**What you are asked to do:** Find every line in the records below that holds the word "date", and copy each one.

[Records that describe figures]
=====

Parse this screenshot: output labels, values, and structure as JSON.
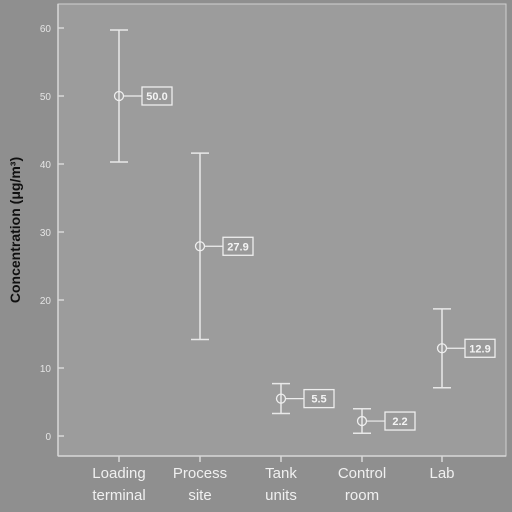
{
  "chart_data": {
    "type": "scatter",
    "title": "",
    "ylabel": "Concentration (μg/m³)",
    "xlabel": "",
    "ylim": [
      0,
      60
    ],
    "yticks": [
      0,
      10,
      20,
      30,
      40,
      50,
      60
    ],
    "grid": false,
    "categories": [
      {
        "lines": [
          "Loading",
          "terminal"
        ],
        "mean": 50.0,
        "lower": 40.3,
        "upper": 59.7,
        "label": "50.0"
      },
      {
        "lines": [
          "Process",
          "site"
        ],
        "mean": 27.9,
        "lower": 14.2,
        "upper": 41.6,
        "label": "27.9"
      },
      {
        "lines": [
          "Tank",
          "units"
        ],
        "mean": 5.5,
        "lower": 3.3,
        "upper": 7.7,
        "label": "5.5"
      },
      {
        "lines": [
          "Control",
          "room"
        ],
        "mean": 2.2,
        "lower": 0.4,
        "upper": 4.0,
        "label": "2.2"
      },
      {
        "lines": [
          "Lab"
        ],
        "mean": 12.9,
        "lower": 7.1,
        "upper": 18.7,
        "label": "12.9"
      }
    ]
  },
  "colors": {
    "outer_background": "#8f8f8f",
    "plot_background": "#9c9c9c",
    "foreground": "#e8e8e8"
  }
}
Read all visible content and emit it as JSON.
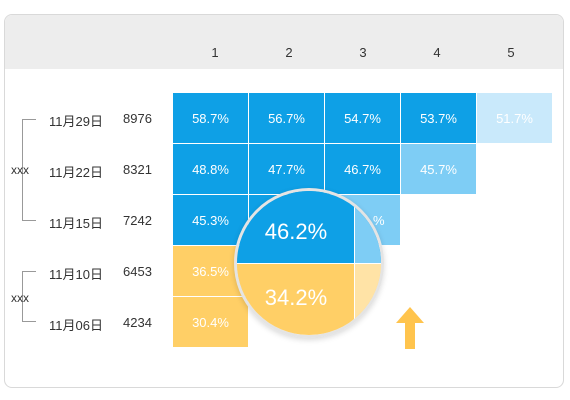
{
  "columns": [
    "1",
    "2",
    "3",
    "4",
    "5"
  ],
  "groups": [
    "xxx",
    "xxx"
  ],
  "rows": [
    {
      "date": "11月29日",
      "count": "8976",
      "cells": [
        "58.7%",
        "56.7%",
        "54.7%",
        "53.7%",
        "51.7%"
      ]
    },
    {
      "date": "11月22日",
      "count": "8321",
      "cells": [
        "48.8%",
        "47.7%",
        "46.7%",
        "45.7%"
      ]
    },
    {
      "date": "11月15日",
      "count": "7242",
      "cells": [
        "45.3%",
        "",
        "",
        "",
        ""
      ]
    },
    {
      "date": "11月10日",
      "count": "6453",
      "cells": [
        "36.5%"
      ]
    },
    {
      "date": "11月06日",
      "count": "4234",
      "cells": [
        "30.4%"
      ]
    }
  ],
  "partial_cell_text": "%",
  "magnifier": {
    "top_value": "46.2%",
    "bottom_value": "34.2%"
  },
  "colors": {
    "header_bg": "#ededed",
    "blue": "#0ea0e6",
    "mid_blue": "#7ecdf5",
    "light_blue": "#c9e9fb",
    "yellow": "#ffcf66",
    "light_yellow": "#ffe3a6",
    "arrow": "#ffc44d"
  },
  "icons": {
    "arrow": "arrow-up-icon"
  }
}
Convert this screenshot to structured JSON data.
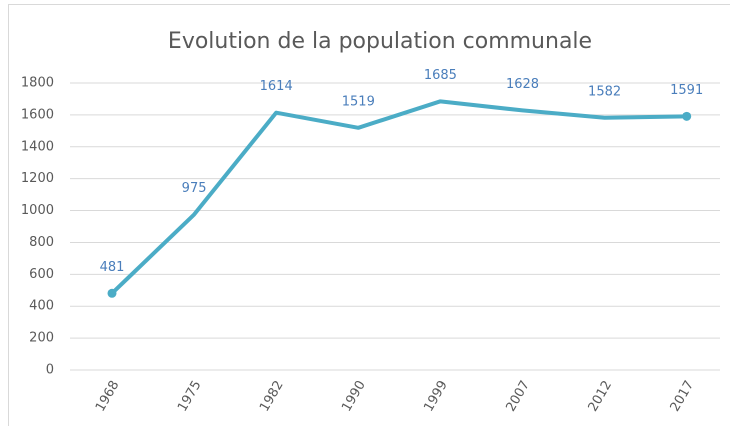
{
  "chart_data": {
    "type": "line",
    "title": "Evolution de la population communale",
    "categories": [
      "1968",
      "1975",
      "1982",
      "1990",
      "1999",
      "2007",
      "2012",
      "2017"
    ],
    "series": [
      {
        "color": "#4bacc6",
        "label_color": "#4a7ebb",
        "values": [
          481,
          975,
          1614,
          1519,
          1685,
          1628,
          1582,
          1591
        ]
      }
    ],
    "ylim": [
      0,
      1800
    ],
    "yticks": [
      0,
      200,
      400,
      600,
      800,
      1000,
      1200,
      1400,
      1600,
      1800
    ],
    "grid": true
  }
}
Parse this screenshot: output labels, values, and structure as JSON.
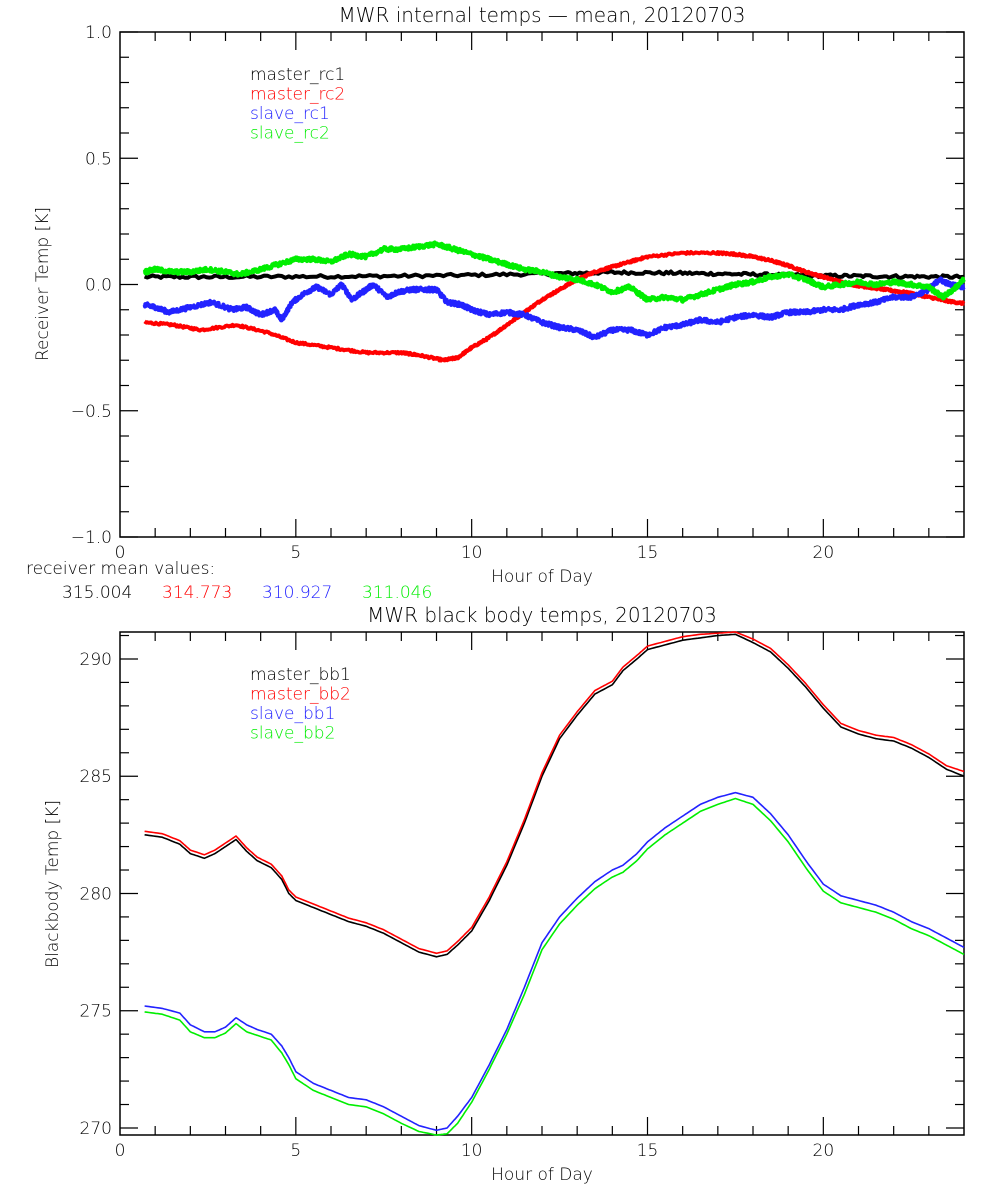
{
  "chart_data": [
    {
      "type": "line",
      "title": "MWR internal temps — mean, 20120703",
      "xlabel": "Hour of Day",
      "ylabel": "Receiver Temp [K]",
      "xlim": [
        0,
        24
      ],
      "ylim": [
        -1.0,
        1.0
      ],
      "xticks": [
        "0",
        "5",
        "10",
        "15",
        "20"
      ],
      "xtick_values": [
        0,
        5,
        10,
        15,
        20
      ],
      "yticks": [
        "-1.0",
        "-0.5",
        "0.0",
        "0.5",
        "1.0"
      ],
      "ytick_values": [
        -1.0,
        -0.5,
        0.0,
        0.5,
        1.0
      ],
      "legend_position": "top-left",
      "series": [
        {
          "name": "master_rc1",
          "color": "#000000",
          "noise": 0.006,
          "x": [
            0.7,
            3,
            6,
            9,
            12,
            14,
            16,
            18,
            20,
            22,
            24
          ],
          "y": [
            0.03,
            0.03,
            0.032,
            0.035,
            0.042,
            0.048,
            0.045,
            0.04,
            0.035,
            0.032,
            0.03
          ]
        },
        {
          "name": "master_rc2",
          "color": "#ff0000",
          "noise": 0.004,
          "x": [
            0.7,
            1.5,
            2.3,
            3.3,
            4.2,
            5,
            6,
            7,
            8,
            8.5,
            9.2,
            9.6,
            10,
            10.5,
            11,
            11.5,
            12,
            12.5,
            13,
            13.5,
            14,
            14.5,
            15,
            16,
            17,
            17.5,
            18,
            18.5,
            19,
            19.5,
            20,
            20.5,
            21,
            21.5,
            22,
            22.5,
            23,
            23.5,
            24
          ],
          "y": [
            -0.15,
            -0.16,
            -0.18,
            -0.16,
            -0.19,
            -0.23,
            -0.25,
            -0.27,
            -0.27,
            -0.28,
            -0.3,
            -0.29,
            -0.25,
            -0.21,
            -0.16,
            -0.11,
            -0.06,
            -0.02,
            0.02,
            0.05,
            0.07,
            0.09,
            0.11,
            0.125,
            0.125,
            0.12,
            0.11,
            0.095,
            0.075,
            0.05,
            0.03,
            0.01,
            -0.005,
            -0.015,
            -0.025,
            -0.035,
            -0.05,
            -0.065,
            -0.075
          ]
        },
        {
          "name": "slave_rc1",
          "color": "#2222ff",
          "noise": 0.008,
          "x": [
            0.7,
            1.0,
            1.4,
            2.0,
            2.6,
            3.2,
            3.6,
            4.0,
            4.4,
            4.6,
            4.9,
            5.3,
            5.6,
            6.0,
            6.3,
            6.6,
            6.9,
            7.2,
            7.6,
            7.9,
            8.3,
            8.7,
            9.0,
            9.3,
            9.7,
            10.0,
            10.5,
            11.0,
            11.5,
            12.0,
            12.5,
            13.0,
            13.5,
            14.0,
            14.5,
            15.0,
            15.5,
            16.0,
            16.5,
            17.0,
            17.5,
            18.0,
            18.5,
            19.0,
            19.5,
            20.0,
            20.5,
            21.0,
            21.5,
            22.0,
            22.5,
            23.0,
            23.3,
            23.6,
            24.0
          ],
          "y": [
            -0.08,
            -0.09,
            -0.11,
            -0.09,
            -0.07,
            -0.1,
            -0.09,
            -0.12,
            -0.1,
            -0.14,
            -0.07,
            -0.03,
            -0.01,
            -0.04,
            0.0,
            -0.06,
            -0.03,
            0.0,
            -0.05,
            -0.03,
            -0.02,
            -0.02,
            -0.02,
            -0.07,
            -0.08,
            -0.1,
            -0.12,
            -0.11,
            -0.12,
            -0.15,
            -0.17,
            -0.18,
            -0.21,
            -0.18,
            -0.18,
            -0.2,
            -0.17,
            -0.16,
            -0.14,
            -0.15,
            -0.13,
            -0.12,
            -0.13,
            -0.11,
            -0.11,
            -0.1,
            -0.1,
            -0.08,
            -0.07,
            -0.05,
            -0.05,
            -0.02,
            0.02,
            0.0,
            -0.01
          ]
        },
        {
          "name": "slave_rc2",
          "color": "#00ee00",
          "noise": 0.008,
          "x": [
            0.7,
            1.0,
            1.5,
            2.0,
            2.5,
            3.0,
            3.4,
            4.0,
            4.5,
            5.0,
            5.5,
            6.0,
            6.5,
            7.0,
            7.5,
            8.0,
            8.5,
            9.0,
            9.5,
            10.0,
            10.5,
            11.0,
            11.5,
            12.0,
            12.5,
            13.0,
            13.5,
            14.0,
            14.5,
            15.0,
            15.5,
            16.0,
            16.5,
            17.0,
            17.5,
            18.0,
            18.5,
            19.0,
            19.5,
            20.0,
            20.5,
            21.0,
            21.5,
            22.0,
            22.5,
            23.0,
            23.4,
            23.7,
            24.0
          ],
          "y": [
            0.05,
            0.06,
            0.05,
            0.05,
            0.06,
            0.05,
            0.04,
            0.06,
            0.08,
            0.1,
            0.1,
            0.09,
            0.12,
            0.11,
            0.14,
            0.14,
            0.15,
            0.16,
            0.14,
            0.12,
            0.1,
            0.08,
            0.06,
            0.05,
            0.03,
            0.02,
            0.0,
            -0.03,
            -0.01,
            -0.06,
            -0.05,
            -0.06,
            -0.04,
            -0.02,
            0.0,
            0.01,
            0.03,
            0.04,
            0.02,
            -0.01,
            0.0,
            0.01,
            0.0,
            0.01,
            0.0,
            -0.01,
            -0.05,
            -0.02,
            0.02
          ]
        }
      ],
      "annotation": {
        "label": "receiver mean values:",
        "values": [
          {
            "text": "315.004",
            "color": "#000000"
          },
          {
            "text": "314.773",
            "color": "#ff0000"
          },
          {
            "text": "310.927",
            "color": "#2222ff"
          },
          {
            "text": "311.046",
            "color": "#00ee00"
          }
        ]
      }
    },
    {
      "type": "line",
      "title": "MWR black body temps, 20120703",
      "xlabel": "Hour of Day",
      "ylabel": "Blackbody Temp [K]",
      "xlim": [
        0,
        24
      ],
      "ylim": [
        269.7,
        291.15
      ],
      "xticks": [
        "0",
        "5",
        "10",
        "15",
        "20"
      ],
      "xtick_values": [
        0,
        5,
        10,
        15,
        20
      ],
      "yticks": [
        "270",
        "275",
        "280",
        "285",
        "290"
      ],
      "ytick_values": [
        270,
        275,
        280,
        285,
        290
      ],
      "legend_position": "top-left",
      "series": [
        {
          "name": "master_bb1",
          "color": "#000000",
          "x": [
            0.7,
            1.2,
            1.7,
            2.0,
            2.4,
            2.7,
            3.0,
            3.3,
            3.6,
            3.9,
            4.3,
            4.6,
            4.8,
            5.0,
            5.5,
            6.0,
            6.5,
            7.0,
            7.5,
            8.0,
            8.5,
            9.0,
            9.3,
            9.6,
            10.0,
            10.5,
            11.0,
            11.5,
            12.0,
            12.5,
            13.0,
            13.5,
            14.0,
            14.3,
            14.7,
            15.0,
            15.5,
            16.0,
            16.5,
            17.0,
            17.5,
            18.0,
            18.5,
            19.0,
            19.5,
            20.0,
            20.5,
            21.0,
            21.5,
            22.0,
            22.5,
            23.0,
            23.5,
            24.0
          ],
          "y": [
            282.5,
            282.4,
            282.1,
            281.7,
            281.5,
            281.7,
            282.0,
            282.3,
            281.8,
            281.4,
            281.1,
            280.6,
            280.0,
            279.7,
            279.4,
            279.1,
            278.8,
            278.6,
            278.3,
            277.9,
            277.5,
            277.3,
            277.4,
            277.8,
            278.4,
            279.7,
            281.2,
            283.0,
            285.0,
            286.6,
            287.6,
            288.5,
            288.9,
            289.5,
            290.0,
            290.4,
            290.6,
            290.8,
            290.9,
            291.0,
            291.05,
            290.7,
            290.3,
            289.6,
            288.8,
            287.9,
            287.1,
            286.8,
            286.6,
            286.5,
            286.2,
            285.8,
            285.3,
            285.0
          ]
        },
        {
          "name": "master_bb2",
          "color": "#ff0000",
          "x": [
            0.7,
            1.2,
            1.7,
            2.0,
            2.4,
            2.7,
            3.0,
            3.3,
            3.6,
            3.9,
            4.3,
            4.6,
            4.8,
            5.0,
            5.5,
            6.0,
            6.5,
            7.0,
            7.5,
            8.0,
            8.5,
            9.0,
            9.3,
            9.6,
            10.0,
            10.5,
            11.0,
            11.5,
            12.0,
            12.5,
            13.0,
            13.5,
            14.0,
            14.3,
            14.7,
            15.0,
            15.5,
            16.0,
            16.5,
            17.0,
            17.5,
            18.0,
            18.5,
            19.0,
            19.5,
            20.0,
            20.5,
            21.0,
            21.5,
            22.0,
            22.5,
            23.0,
            23.5,
            24.0
          ],
          "y": [
            282.65,
            282.55,
            282.25,
            281.85,
            281.65,
            281.85,
            282.15,
            282.45,
            281.95,
            281.55,
            281.25,
            280.75,
            280.15,
            279.85,
            279.55,
            279.25,
            278.95,
            278.75,
            278.45,
            278.05,
            277.65,
            277.45,
            277.55,
            277.95,
            278.55,
            279.85,
            281.35,
            283.15,
            285.15,
            286.75,
            287.75,
            288.65,
            289.05,
            289.65,
            290.15,
            290.55,
            290.75,
            290.95,
            291.05,
            291.1,
            291.15,
            290.85,
            290.45,
            289.75,
            288.95,
            288.05,
            287.25,
            286.95,
            286.75,
            286.65,
            286.35,
            285.95,
            285.45,
            285.2
          ]
        },
        {
          "name": "slave_bb1",
          "color": "#2222ff",
          "x": [
            0.7,
            1.2,
            1.7,
            2.0,
            2.4,
            2.7,
            3.0,
            3.3,
            3.6,
            3.9,
            4.3,
            4.6,
            4.8,
            5.0,
            5.5,
            6.0,
            6.5,
            7.0,
            7.5,
            8.0,
            8.5,
            9.0,
            9.3,
            9.6,
            10.0,
            10.5,
            11.0,
            11.5,
            12.0,
            12.5,
            13.0,
            13.5,
            14.0,
            14.3,
            14.7,
            15.0,
            15.5,
            16.0,
            16.5,
            17.0,
            17.5,
            18.0,
            18.5,
            19.0,
            19.5,
            20.0,
            20.5,
            21.0,
            21.5,
            22.0,
            22.5,
            23.0,
            23.5,
            24.0
          ],
          "y": [
            275.2,
            275.1,
            274.9,
            274.4,
            274.1,
            274.1,
            274.3,
            274.7,
            274.4,
            274.2,
            274.0,
            273.5,
            273.0,
            272.4,
            271.9,
            271.6,
            271.3,
            271.2,
            270.9,
            270.5,
            270.1,
            269.9,
            270.0,
            270.5,
            271.3,
            272.7,
            274.2,
            276.0,
            277.9,
            279.0,
            279.8,
            280.5,
            281.0,
            281.2,
            281.7,
            282.2,
            282.8,
            283.3,
            283.8,
            284.1,
            284.3,
            284.1,
            283.4,
            282.5,
            281.4,
            280.4,
            279.9,
            279.7,
            279.5,
            279.2,
            278.8,
            278.5,
            278.1,
            277.7
          ]
        },
        {
          "name": "slave_bb2",
          "color": "#00ee00",
          "x": [
            0.7,
            1.2,
            1.7,
            2.0,
            2.4,
            2.7,
            3.0,
            3.3,
            3.6,
            3.9,
            4.3,
            4.6,
            4.8,
            5.0,
            5.5,
            6.0,
            6.5,
            7.0,
            7.5,
            8.0,
            8.5,
            9.0,
            9.3,
            9.6,
            10.0,
            10.5,
            11.0,
            11.5,
            12.0,
            12.5,
            13.0,
            13.5,
            14.0,
            14.3,
            14.7,
            15.0,
            15.5,
            16.0,
            16.5,
            17.0,
            17.5,
            18.0,
            18.5,
            19.0,
            19.5,
            20.0,
            20.5,
            21.0,
            21.5,
            22.0,
            22.5,
            23.0,
            23.5,
            24.0
          ],
          "y": [
            274.95,
            274.85,
            274.6,
            274.1,
            273.85,
            273.85,
            274.05,
            274.45,
            274.1,
            273.95,
            273.75,
            273.2,
            272.7,
            272.1,
            271.6,
            271.3,
            271.0,
            270.9,
            270.6,
            270.2,
            269.85,
            269.7,
            269.75,
            270.2,
            271.1,
            272.5,
            274.0,
            275.7,
            277.6,
            278.7,
            279.5,
            280.2,
            280.7,
            280.9,
            281.4,
            281.9,
            282.5,
            283.0,
            283.5,
            283.8,
            284.05,
            283.8,
            283.1,
            282.2,
            281.1,
            280.1,
            279.6,
            279.4,
            279.2,
            278.9,
            278.5,
            278.2,
            277.8,
            277.4
          ]
        }
      ]
    }
  ]
}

=====

**Exercise result:**
      "date": "11月29日",
      "date": "11月22日",
      "date": "11月15日",
      "date": "11月10日",
      "date": "11月06日",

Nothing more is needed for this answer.